(Transcript data for document pages)
= = =

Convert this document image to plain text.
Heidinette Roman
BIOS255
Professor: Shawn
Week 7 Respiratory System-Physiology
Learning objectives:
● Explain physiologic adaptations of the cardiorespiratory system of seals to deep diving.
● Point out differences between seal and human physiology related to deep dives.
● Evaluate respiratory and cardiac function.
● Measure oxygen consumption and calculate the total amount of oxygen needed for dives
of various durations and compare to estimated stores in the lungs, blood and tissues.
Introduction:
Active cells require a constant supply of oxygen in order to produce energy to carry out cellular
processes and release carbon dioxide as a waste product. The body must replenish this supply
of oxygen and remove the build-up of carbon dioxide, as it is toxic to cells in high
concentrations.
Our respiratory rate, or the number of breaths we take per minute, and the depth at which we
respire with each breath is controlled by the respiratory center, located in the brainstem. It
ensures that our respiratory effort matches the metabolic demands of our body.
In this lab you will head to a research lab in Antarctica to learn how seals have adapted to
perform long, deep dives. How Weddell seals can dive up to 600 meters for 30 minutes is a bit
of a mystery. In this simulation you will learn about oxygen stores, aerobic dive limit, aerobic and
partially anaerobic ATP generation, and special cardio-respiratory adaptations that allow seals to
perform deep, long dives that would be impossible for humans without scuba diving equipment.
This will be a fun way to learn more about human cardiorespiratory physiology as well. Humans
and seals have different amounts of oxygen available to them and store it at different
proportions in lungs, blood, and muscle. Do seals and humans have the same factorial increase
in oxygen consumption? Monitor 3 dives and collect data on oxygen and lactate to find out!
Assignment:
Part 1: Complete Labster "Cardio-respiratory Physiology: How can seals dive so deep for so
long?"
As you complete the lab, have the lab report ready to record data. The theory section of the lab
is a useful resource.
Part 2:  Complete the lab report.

= = =

▶ About this task: Please report how many lines of the entries above include "long". Only the number is wanted.

▶ Response box: 3